▼
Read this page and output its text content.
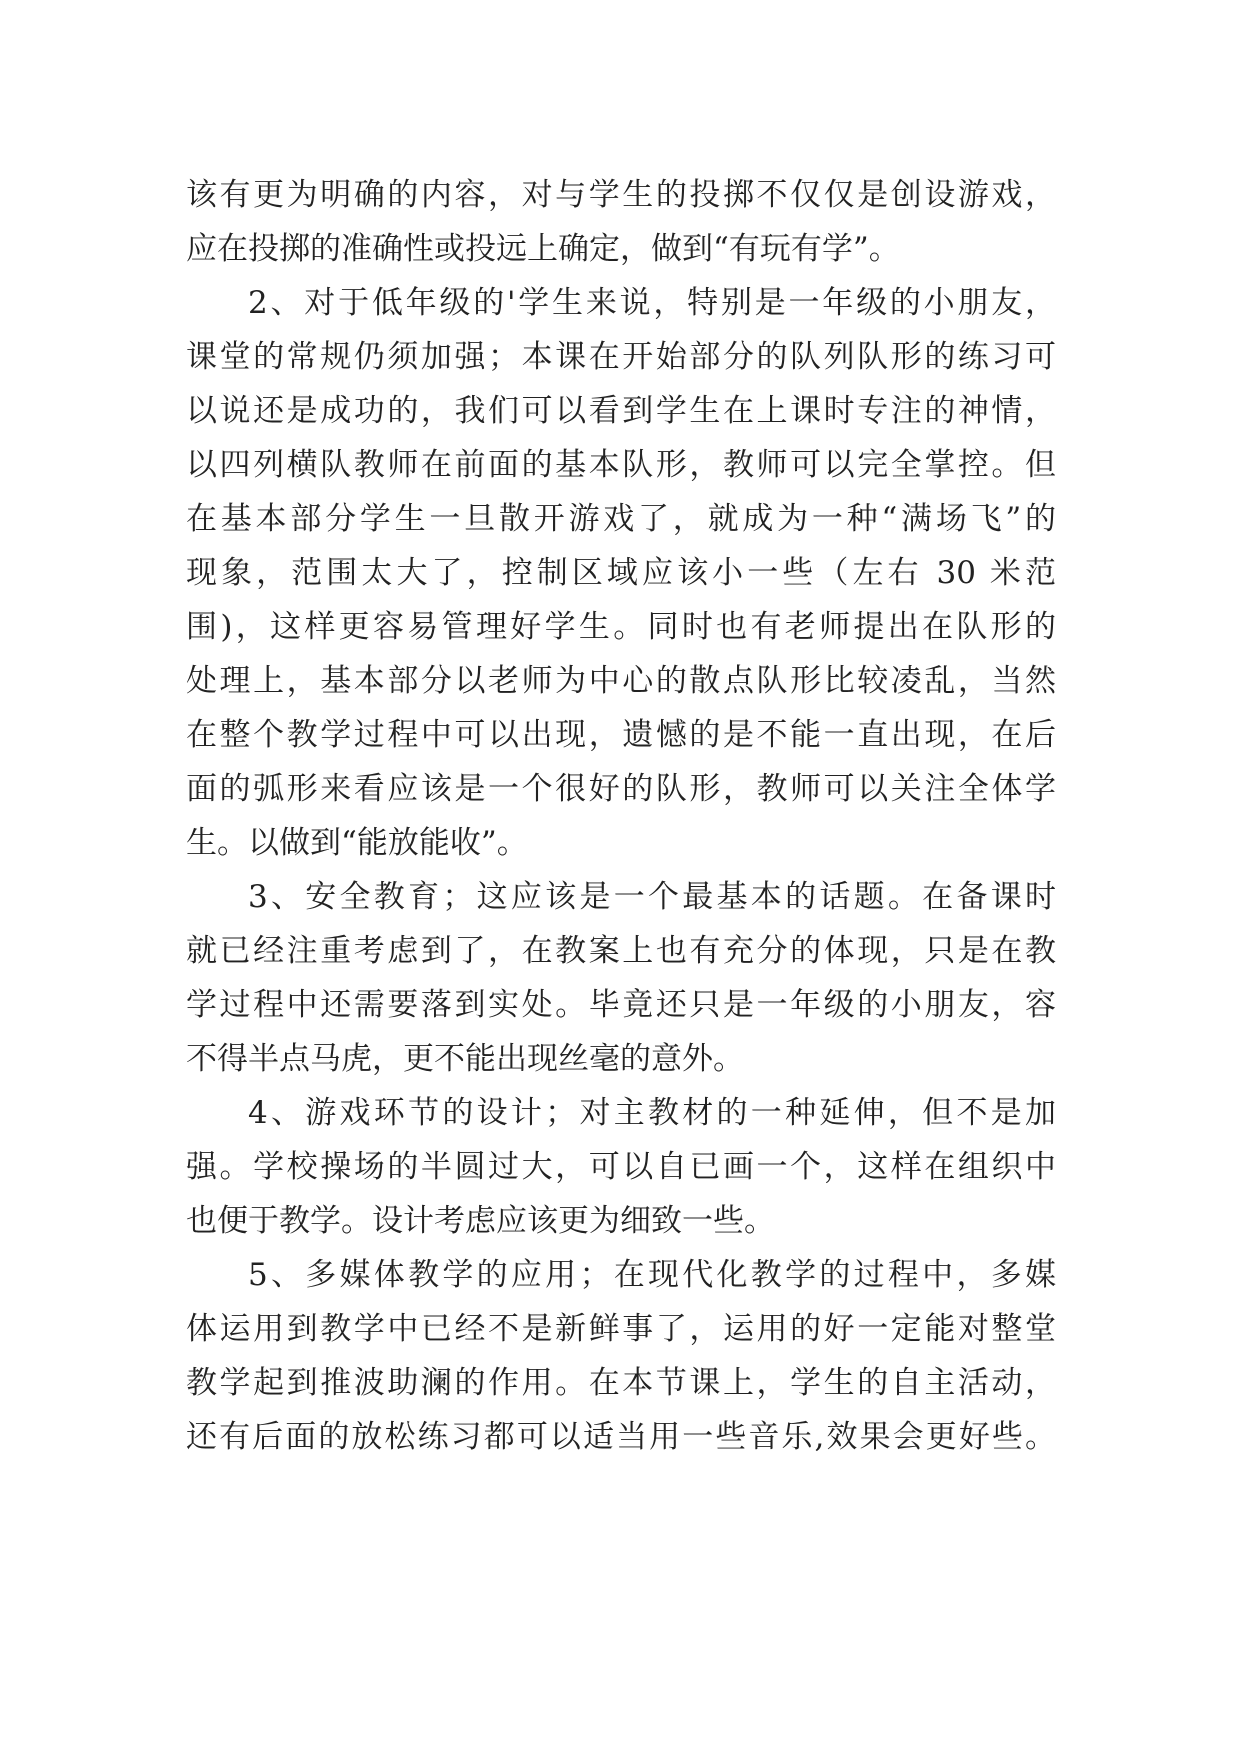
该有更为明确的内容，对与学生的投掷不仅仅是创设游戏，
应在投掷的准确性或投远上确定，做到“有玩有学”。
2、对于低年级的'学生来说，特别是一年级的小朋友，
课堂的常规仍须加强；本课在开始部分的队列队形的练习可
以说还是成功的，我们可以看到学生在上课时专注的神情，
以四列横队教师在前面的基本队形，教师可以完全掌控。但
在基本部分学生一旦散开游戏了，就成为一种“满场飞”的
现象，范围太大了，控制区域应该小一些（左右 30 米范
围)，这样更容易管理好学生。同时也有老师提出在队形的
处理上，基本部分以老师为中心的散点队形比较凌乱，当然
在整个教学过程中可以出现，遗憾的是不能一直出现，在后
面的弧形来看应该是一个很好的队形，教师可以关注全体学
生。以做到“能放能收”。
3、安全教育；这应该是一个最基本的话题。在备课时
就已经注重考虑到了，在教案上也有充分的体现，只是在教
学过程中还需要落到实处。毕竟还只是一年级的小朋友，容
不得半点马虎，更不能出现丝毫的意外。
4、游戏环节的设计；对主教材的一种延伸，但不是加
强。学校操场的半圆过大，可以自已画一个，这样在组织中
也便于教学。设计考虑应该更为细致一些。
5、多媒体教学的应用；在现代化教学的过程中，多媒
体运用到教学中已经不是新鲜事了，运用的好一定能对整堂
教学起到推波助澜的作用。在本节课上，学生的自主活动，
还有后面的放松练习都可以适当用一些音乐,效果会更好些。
▲
Pictures in the records should not appear in your copy, but everything else must be transcribed exactly.

Problem solution →
Read this page and output its text content.
该有更为明确的内容，对与学生的投掷不仅仅是创设游戏，
应在投掷的准确性或投远上确定，做到“有玩有学”。
2、对于低年级的'学生来说，特别是一年级的小朋友，
课堂的常规仍须加强；本课在开始部分的队列队形的练习可
以说还是成功的，我们可以看到学生在上课时专注的神情，
以四列横队教师在前面的基本队形，教师可以完全掌控。但
在基本部分学生一旦散开游戏了，就成为一种“满场飞”的
现象，范围太大了，控制区域应该小一些（左右 30 米范
围)，这样更容易管理好学生。同时也有老师提出在队形的
处理上，基本部分以老师为中心的散点队形比较凌乱，当然
在整个教学过程中可以出现，遗憾的是不能一直出现，在后
面的弧形来看应该是一个很好的队形，教师可以关注全体学
生。以做到“能放能收”。
3、安全教育；这应该是一个最基本的话题。在备课时
就已经注重考虑到了，在教案上也有充分的体现，只是在教
学过程中还需要落到实处。毕竟还只是一年级的小朋友，容
不得半点马虎，更不能出现丝毫的意外。
4、游戏环节的设计；对主教材的一种延伸，但不是加
强。学校操场的半圆过大，可以自已画一个，这样在组织中
也便于教学。设计考虑应该更为细致一些。
5、多媒体教学的应用；在现代化教学的过程中，多媒
体运用到教学中已经不是新鲜事了，运用的好一定能对整堂
教学起到推波助澜的作用。在本节课上，学生的自主活动，
还有后面的放松练习都可以适当用一些音乐,效果会更好些。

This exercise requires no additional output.